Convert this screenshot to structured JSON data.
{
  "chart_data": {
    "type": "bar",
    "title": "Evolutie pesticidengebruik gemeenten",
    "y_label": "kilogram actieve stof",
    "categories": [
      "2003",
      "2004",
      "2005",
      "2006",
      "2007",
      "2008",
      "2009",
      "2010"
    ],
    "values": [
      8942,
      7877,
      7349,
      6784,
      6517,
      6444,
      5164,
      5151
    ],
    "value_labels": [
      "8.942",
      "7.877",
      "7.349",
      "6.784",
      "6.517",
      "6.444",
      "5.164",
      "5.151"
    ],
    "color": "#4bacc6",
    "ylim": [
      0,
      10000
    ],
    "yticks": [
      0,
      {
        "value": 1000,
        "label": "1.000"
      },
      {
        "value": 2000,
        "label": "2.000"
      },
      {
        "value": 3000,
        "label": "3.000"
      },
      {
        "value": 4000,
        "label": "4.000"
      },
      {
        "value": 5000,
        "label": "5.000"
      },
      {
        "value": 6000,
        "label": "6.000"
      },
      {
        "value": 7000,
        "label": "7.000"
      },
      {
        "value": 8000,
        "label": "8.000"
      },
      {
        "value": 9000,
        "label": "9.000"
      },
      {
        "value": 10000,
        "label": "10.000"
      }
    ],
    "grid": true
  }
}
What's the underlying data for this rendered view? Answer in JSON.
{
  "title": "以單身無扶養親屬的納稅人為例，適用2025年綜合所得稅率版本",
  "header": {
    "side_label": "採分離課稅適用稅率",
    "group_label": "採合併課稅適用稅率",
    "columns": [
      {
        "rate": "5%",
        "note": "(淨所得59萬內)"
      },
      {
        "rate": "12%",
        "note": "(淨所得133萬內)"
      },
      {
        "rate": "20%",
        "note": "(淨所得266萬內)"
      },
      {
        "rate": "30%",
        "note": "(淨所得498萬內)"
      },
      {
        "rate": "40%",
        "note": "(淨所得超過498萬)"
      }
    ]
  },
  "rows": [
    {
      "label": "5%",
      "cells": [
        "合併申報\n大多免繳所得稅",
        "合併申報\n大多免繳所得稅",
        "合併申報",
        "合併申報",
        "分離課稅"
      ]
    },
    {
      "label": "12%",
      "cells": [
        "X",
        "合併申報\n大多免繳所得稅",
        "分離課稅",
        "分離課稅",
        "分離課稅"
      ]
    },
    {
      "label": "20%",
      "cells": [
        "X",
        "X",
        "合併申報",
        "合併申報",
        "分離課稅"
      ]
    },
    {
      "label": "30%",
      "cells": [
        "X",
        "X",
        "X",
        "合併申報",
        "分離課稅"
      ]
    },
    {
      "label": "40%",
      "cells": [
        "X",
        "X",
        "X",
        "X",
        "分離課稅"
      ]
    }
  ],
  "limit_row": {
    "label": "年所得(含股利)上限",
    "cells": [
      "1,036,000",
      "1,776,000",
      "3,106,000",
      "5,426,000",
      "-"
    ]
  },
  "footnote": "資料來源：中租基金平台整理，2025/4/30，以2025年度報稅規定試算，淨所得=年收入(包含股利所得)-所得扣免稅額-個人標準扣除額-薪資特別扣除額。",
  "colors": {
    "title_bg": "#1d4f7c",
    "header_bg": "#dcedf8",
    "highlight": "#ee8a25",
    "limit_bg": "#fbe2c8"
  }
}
+++
Task prompt:
Return the full listing, character for character.

Solution for this problem:
Convert this screenshot to structured JSON data.
{
  "chart_data": {
    "type": "bar",
    "title": "Evolutie pesticidengebruik gemeenten",
    "y_label": "kilogram actieve stof",
    "categories": [
      "2003",
      "2004",
      "2005",
      "2006",
      "2007",
      "2008",
      "2009",
      "2010"
    ],
    "values": [
      8942,
      7877,
      7349,
      6784,
      6517,
      6444,
      5164,
      5151
    ],
    "value_labels": [
      "8.942",
      "7.877",
      "7.349",
      "6.784",
      "6.517",
      "6.444",
      "5.164",
      "5.151"
    ],
    "color": "#4bacc6",
    "ylim": [
      0,
      10000
    ],
    "yticks": [
      0,
      {
        "value": 1000,
        "label": "1.000"
      },
      {
        "value": 2000,
        "label": "2.000"
      },
      {
        "value": 3000,
        "label": "3.000"
      },
      {
        "value": 4000,
        "label": "4.000"
      },
      {
        "value": 5000,
        "label": "5.000"
      },
      {
        "value": 6000,
        "label": "6.000"
      },
      {
        "value": 7000,
        "label": "7.000"
      },
      {
        "value": 8000,
        "label": "8.000"
      },
      {
        "value": 9000,
        "label": "9.000"
      },
      {
        "value": 10000,
        "label": "10.000"
      }
    ],
    "grid": true
  }
}
What's the underlying data for this rendered view? Answer in JSON.
{
  "title": "以單身無扶養親屬的納稅人為例，適用2025年綜合所得稅率版本",
  "header": {
    "side_label": "採分離課稅適用稅率",
    "group_label": "採合併課稅適用稅率",
    "columns": [
      {
        "rate": "5%",
        "note": "(淨所得59萬內)"
      },
      {
        "rate": "12%",
        "note": "(淨所得133萬內)"
      },
      {
        "rate": "20%",
        "note": "(淨所得266萬內)"
      },
      {
        "rate": "30%",
        "note": "(淨所得498萬內)"
      },
      {
        "rate": "40%",
        "note": "(淨所得超過498萬)"
      }
    ]
  },
  "rows": [
    {
      "label": "5%",
      "cells": [
        "合併申報\n大多免繳所得稅",
        "合併申報\n大多免繳所得稅",
        "合併申報",
        "合併申報",
        "分離課稅"
      ]
    },
    {
      "label": "12%",
      "cells": [
        "X",
        "合併申報\n大多免繳所得稅",
        "分離課稅",
        "分離課稅",
        "分離課稅"
      ]
    },
    {
      "label": "20%",
      "cells": [
        "X",
        "X",
        "合併申報",
        "合併申報",
        "分離課稅"
      ]
    },
    {
      "label": "30%",
      "cells": [
        "X",
        "X",
        "X",
        "合併申報",
        "分離課稅"
      ]
    },
    {
      "label": "40%",
      "cells": [
        "X",
        "X",
        "X",
        "X",
        "分離課稅"
      ]
    }
  ],
  "limit_row": {
    "label": "年所得(含股利)上限",
    "cells": [
      "1,036,000",
      "1,776,000",
      "3,106,000",
      "5,426,000",
      "-"
    ]
  },
  "footnote": "資料來源：中租基金平台整理，2025/4/30，以2025年度報稅規定試算，淨所得=年收入(包含股利所得)-所得扣免稅額-個人標準扣除額-薪資特別扣除額。",
  "colors": {
    "title_bg": "#1d4f7c",
    "header_bg": "#dcedf8",
    "highlight": "#ee8a25",
    "limit_bg": "#fbe2c8"
  }
}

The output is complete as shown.